(Collected data entries)
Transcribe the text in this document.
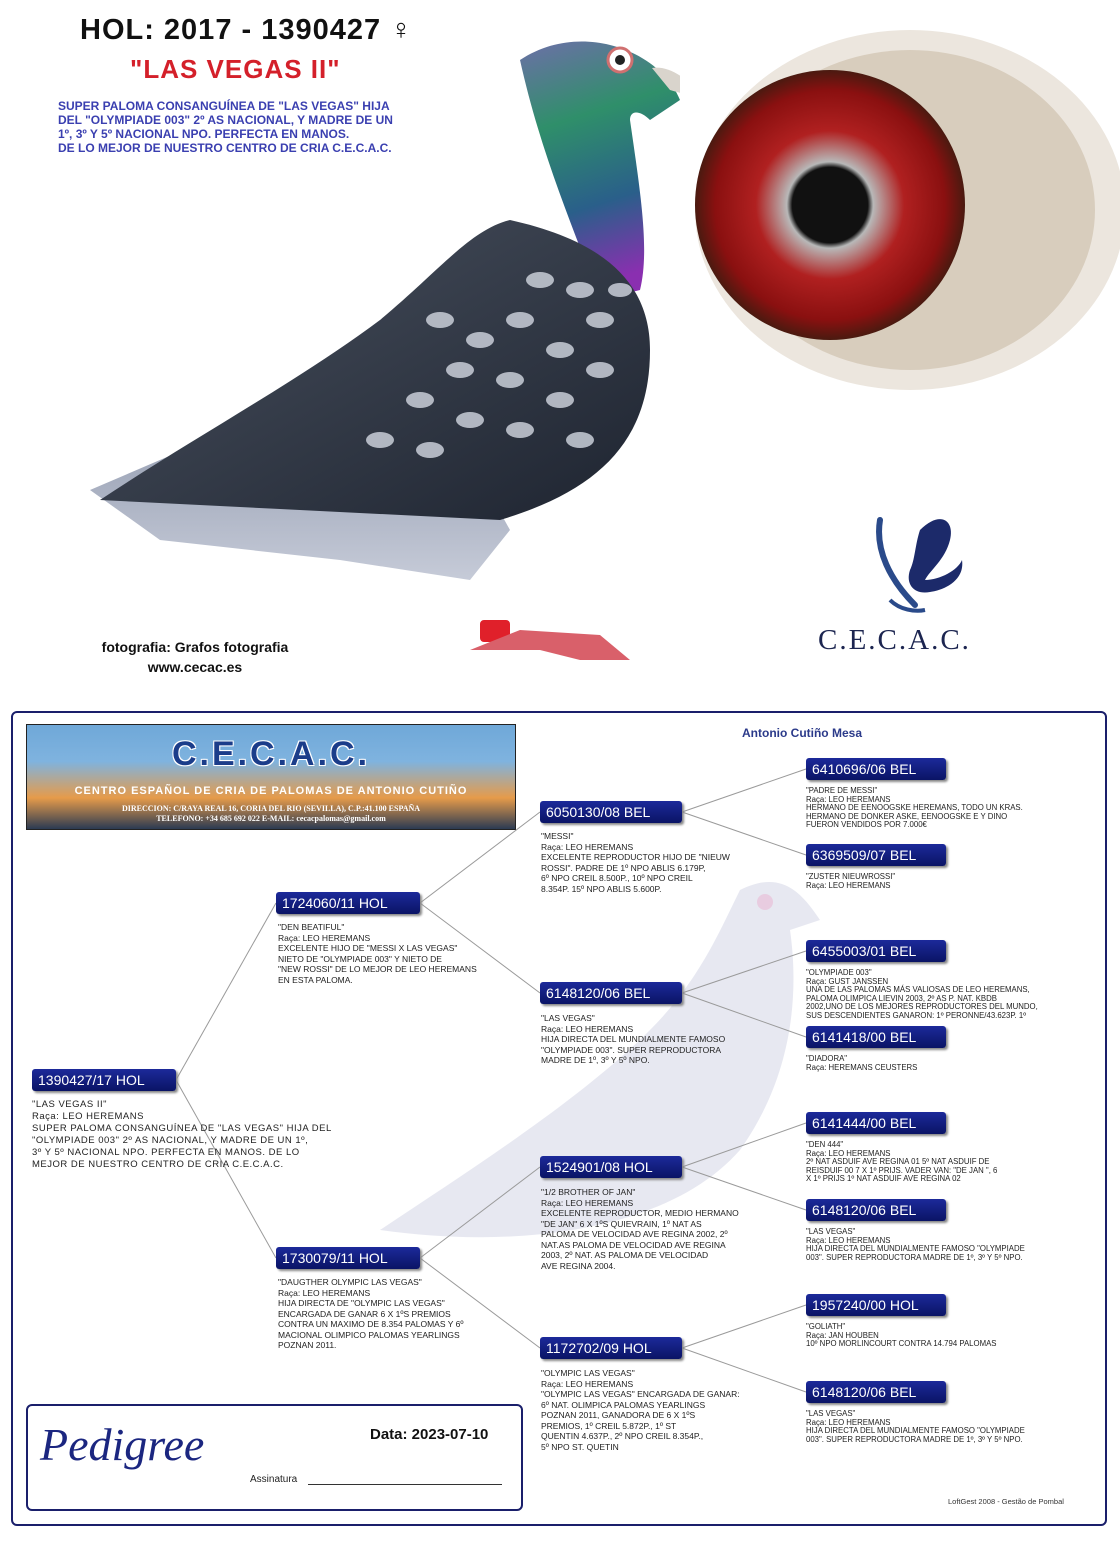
HOL: 2017 - 1390427 ♀
"LAS VEGAS II"
SUPER PALOMA CONSANGUÍNEA DE "LAS VEGAS" HIJA
DEL "OLYMPIADE 003" 2º AS NACIONAL, Y MADRE DE UN
1º, 3º Y 5º NACIONAL NPO. PERFECTA EN MANOS.
DE LO MEJOR DE NUESTRO CENTRO DE CRIA C.E.C.A.C.
fotografia: Grafos fotografia
www.cecac.es
C.E.C.A.C.
C.E.C.A.C.
CENTRO ESPAÑOL DE CRIA DE PALOMAS DE ANTONIO CUTIÑO
DIRECCION: C/RAYA REAL 16, CORIA DEL RIO (SEVILLA), C.P.:41.100 ESPAÑA
TELEFONO: +34 685 692 022 E-MAIL: cecacpalomas@gmail.com
Antonio Cutiño Mesa
1390427/17 HOL
"LAS VEGAS II"
Raça: LEO HEREMANS
SUPER PALOMA CONSANGUÍNEA DE "LAS VEGAS" HIJA DEL
"OLYMPIADE 003" 2º AS NACIONAL, Y MADRE DE UN 1º,
3º Y 5º NACIONAL NPO. PERFECTA EN MANOS. DE LO
MEJOR DE NUESTRO CENTRO DE CRIA C.E.C.A.C.
1724060/11 HOL
"DEN BEATIFUL"
Raça: LEO HEREMANS
EXCELENTE HIJO DE "MESSI X LAS VEGAS"
NIETO DE "OLYMPIADE 003" Y NIETO DE
"NEW ROSSI" DE LO MEJOR DE LEO HEREMANS
EN ESTA PALOMA.
1730079/11 HOL
"DAUGTHER OLYMPIC LAS VEGAS"
Raça: LEO HEREMANS
HIJA DIRECTA DE "OLYMPIC LAS VEGAS"
ENCARGADA DE GANAR 6 X 1ºS PREMIOS
CONTRA UN MAXIMO DE 8.354 PALOMAS Y 6º
MACIONAL OLIMPICO PALOMAS YEARLINGS
POZNAN 2011.
6050130/08 BEL
"MESSI"
Raça: LEO HEREMANS
EXCELENTE REPRODUCTOR HIJO DE "NIEUW
ROSSI". PADRE DE 1º NPO ABLIS 6.179P,
6º NPO CREIL 8.500P., 10º NPO CREIL
8.354P. 15º NPO ABLIS 5.600P.
6148120/06 BEL
"LAS VEGAS"
Raça: LEO HEREMANS
HIJA DIRECTA DEL MUNDIALMENTE FAMOSO
"OLYMPIADE 003". SUPER REPRODUCTORA
MADRE DE 1º, 3º Y 5º NPO.
1524901/08 HOL
"1/2 BROTHER OF JAN"
Raça: LEO HEREMANS
EXCELENTE REPRODUCTOR, MEDIO HERMANO
"DE JAN" 6 X 1ºS QUIEVRAIN, 1º NAT AS
PALOMA DE VELOCIDAD AVE REGINA 2002, 2º
NAT.AS PALOMA DE VELOCIDAD AVE REGINA
2003, 2º NAT. AS PALOMA DE VELOCIDAD
AVE REGINA 2004.
1172702/09 HOL
"OLYMPIC LAS VEGAS"
Raça: LEO HEREMANS
"OLYMPIC LAS VEGAS" ENCARGADA DE GANAR:
6º NAT. OLIMPICA PALOMAS YEARLINGS
POZNAN 2011, GANADORA DE 6 X 1ºS
PREMIOS, 1º CREIL 5.872P., 1º ST
QUENTIN 4.637P., 2º NPO CREIL 8.354P.,
5º NPO ST. QUETIN
6410696/06 BEL
"PADRE DE MESSI"
Raça: LEO HEREMANS
HERMANO DE EENOOGSKE HEREMANS, TODO UN KRAS.
HERMANO DE DONKER ASKE, EENOOGSKE E Y DINO
FUERON VENDIDOS POR 7.000€
6369509/07 BEL
"ZUSTER NIEUWROSSI"
Raça: LEO HEREMANS
6455003/01 BEL
"OLYMPIADE 003"
Raça: GUST JANSSEN
UNA DE LAS PALOMAS MÁS VALIOSAS DE LEO HEREMANS,
PALOMA OLIMPICA LIEVIN 2003, 2º AS P. NAT. KBDB
2002,UNO DE LOS MEJORES REPRODUCTORES DEL MUNDO,
SUS DESCENDIENTES GANARON: 1º PERONNE/43.623P. 1º
6141418/00 BEL
"DIADORA"
Raça: HEREMANS CEUSTERS
6141444/00 BEL
"DEN 444"
Raça: LEO HEREMANS
2º NAT ASDUIF AVE REGINA 01 5º NAT ASDUIF DE
REISDUIF 00 7 X 1º PRIJS. VADER VAN: "DE JAN ", 6
X 1º PRIJS 1º NAT ASDUIF AVE REGINA 02
6148120/06 BEL
"LAS VEGAS"
Raça: LEO HEREMANS
HIJA DIRECTA DEL MUNDIALMENTE FAMOSO "OLYMPIADE
003". SUPER REPRODUCTORA MADRE DE 1º, 3º Y 5º NPO.
1957240/00 HOL
"GOLIATH"
Raça: JAN HOUBEN
10º NPO MORLINCOURT CONTRA 14.794 PALOMAS
6148120/06 BEL
"LAS VEGAS"
Raça: LEO HEREMANS
HIJA DIRECTA DEL MUNDIALMENTE FAMOSO "OLYMPIADE
003". SUPER REPRODUCTORA MADRE DE 1º, 3º Y 5º NPO.
Pedigree	Data: 2023-07-10
Assinatura
LoftGest 2008 - Gestão de Pombal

→ **Written problem**:
Make an exact copy of all the material, but keep the pictures out of it.

→ **Response to the task**:
Transcribe the text in this document.
HOL: 2017 - 1390427 ♀
"LAS VEGAS II"
SUPER PALOMA CONSANGUÍNEA DE "LAS VEGAS" HIJA
DEL "OLYMPIADE 003" 2º AS NACIONAL, Y MADRE DE UN
1º, 3º Y 5º NACIONAL NPO. PERFECTA EN MANOS.
DE LO MEJOR DE NUESTRO CENTRO DE CRIA C.E.C.A.C.
fotografia: Grafos fotografia
www.cecac.es
C.E.C.A.C.
C.E.C.A.C.
CENTRO ESPAÑOL DE CRIA DE PALOMAS DE ANTONIO CUTIÑO
DIRECCION: C/RAYA REAL 16, CORIA DEL RIO (SEVILLA), C.P.:41.100 ESPAÑA
TELEFONO: +34 685 692 022 E-MAIL: cecacpalomas@gmail.com
Antonio Cutiño Mesa
1390427/17 HOL
"LAS VEGAS II"
Raça: LEO HEREMANS
SUPER PALOMA CONSANGUÍNEA DE "LAS VEGAS" HIJA DEL
"OLYMPIADE 003" 2º AS NACIONAL, Y MADRE DE UN 1º,
3º Y 5º NACIONAL NPO. PERFECTA EN MANOS. DE LO
MEJOR DE NUESTRO CENTRO DE CRIA C.E.C.A.C.
1724060/11 HOL
"DEN BEATIFUL"
Raça: LEO HEREMANS
EXCELENTE HIJO DE "MESSI X LAS VEGAS"
NIETO DE "OLYMPIADE 003" Y NIETO DE
"NEW ROSSI" DE LO MEJOR DE LEO HEREMANS
EN ESTA PALOMA.
1730079/11 HOL
"DAUGTHER OLYMPIC LAS VEGAS"
Raça: LEO HEREMANS
HIJA DIRECTA DE "OLYMPIC LAS VEGAS"
ENCARGADA DE GANAR 6 X 1ºS PREMIOS
CONTRA UN MAXIMO DE 8.354 PALOMAS Y 6º
MACIONAL OLIMPICO PALOMAS YEARLINGS
POZNAN 2011.
6050130/08 BEL
"MESSI"
Raça: LEO HEREMANS
EXCELENTE REPRODUCTOR HIJO DE "NIEUW
ROSSI". PADRE DE 1º NPO ABLIS 6.179P,
6º NPO CREIL 8.500P., 10º NPO CREIL
8.354P. 15º NPO ABLIS 5.600P.
6148120/06 BEL
"LAS VEGAS"
Raça: LEO HEREMANS
HIJA DIRECTA DEL MUNDIALMENTE FAMOSO
"OLYMPIADE 003". SUPER REPRODUCTORA
MADRE DE 1º, 3º Y 5º NPO.
1524901/08 HOL
"1/2 BROTHER OF JAN"
Raça: LEO HEREMANS
EXCELENTE REPRODUCTOR, MEDIO HERMANO
"DE JAN" 6 X 1ºS QUIEVRAIN, 1º NAT AS
PALOMA DE VELOCIDAD AVE REGINA 2002, 2º
NAT.AS PALOMA DE VELOCIDAD AVE REGINA
2003, 2º NAT. AS PALOMA DE VELOCIDAD
AVE REGINA 2004.
1172702/09 HOL
"OLYMPIC LAS VEGAS"
Raça: LEO HEREMANS
"OLYMPIC LAS VEGAS" ENCARGADA DE GANAR:
6º NAT. OLIMPICA PALOMAS YEARLINGS
POZNAN 2011, GANADORA DE 6 X 1ºS
PREMIOS, 1º CREIL 5.872P., 1º ST
QUENTIN 4.637P., 2º NPO CREIL 8.354P.,
5º NPO ST. QUETIN
6410696/06 BEL
"PADRE DE MESSI"
Raça: LEO HEREMANS
HERMANO DE EENOOGSKE HEREMANS, TODO UN KRAS.
HERMANO DE DONKER ASKE, EENOOGSKE E Y DINO
FUERON VENDIDOS POR 7.000€
6369509/07 BEL
"ZUSTER NIEUWROSSI"
Raça: LEO HEREMANS
6455003/01 BEL
"OLYMPIADE 003"
Raça: GUST JANSSEN
UNA DE LAS PALOMAS MÁS VALIOSAS DE LEO HEREMANS,
PALOMA OLIMPICA LIEVIN 2003, 2º AS P. NAT. KBDB
2002,UNO DE LOS MEJORES REPRODUCTORES DEL MUNDO,
SUS DESCENDIENTES GANARON: 1º PERONNE/43.623P. 1º
6141418/00 BEL
"DIADORA"
Raça: HEREMANS CEUSTERS
6141444/00 BEL
"DEN 444"
Raça: LEO HEREMANS
2º NAT ASDUIF AVE REGINA 01 5º NAT ASDUIF DE
REISDUIF 00 7 X 1º PRIJS. VADER VAN: "DE JAN ", 6
X 1º PRIJS 1º NAT ASDUIF AVE REGINA 02
6148120/06 BEL
"LAS VEGAS"
Raça: LEO HEREMANS
HIJA DIRECTA DEL MUNDIALMENTE FAMOSO "OLYMPIADE
003". SUPER REPRODUCTORA MADRE DE 1º, 3º Y 5º NPO.
1957240/00 HOL
"GOLIATH"
Raça: JAN HOUBEN
10º NPO MORLINCOURT CONTRA 14.794 PALOMAS
6148120/06 BEL
"LAS VEGAS"
Raça: LEO HEREMANS
HIJA DIRECTA DEL MUNDIALMENTE FAMOSO "OLYMPIADE
003". SUPER REPRODUCTORA MADRE DE 1º, 3º Y 5º NPO.
Pedigree	Data: 2023-07-10
Assinatura
LoftGest 2008 - Gestão de Pombal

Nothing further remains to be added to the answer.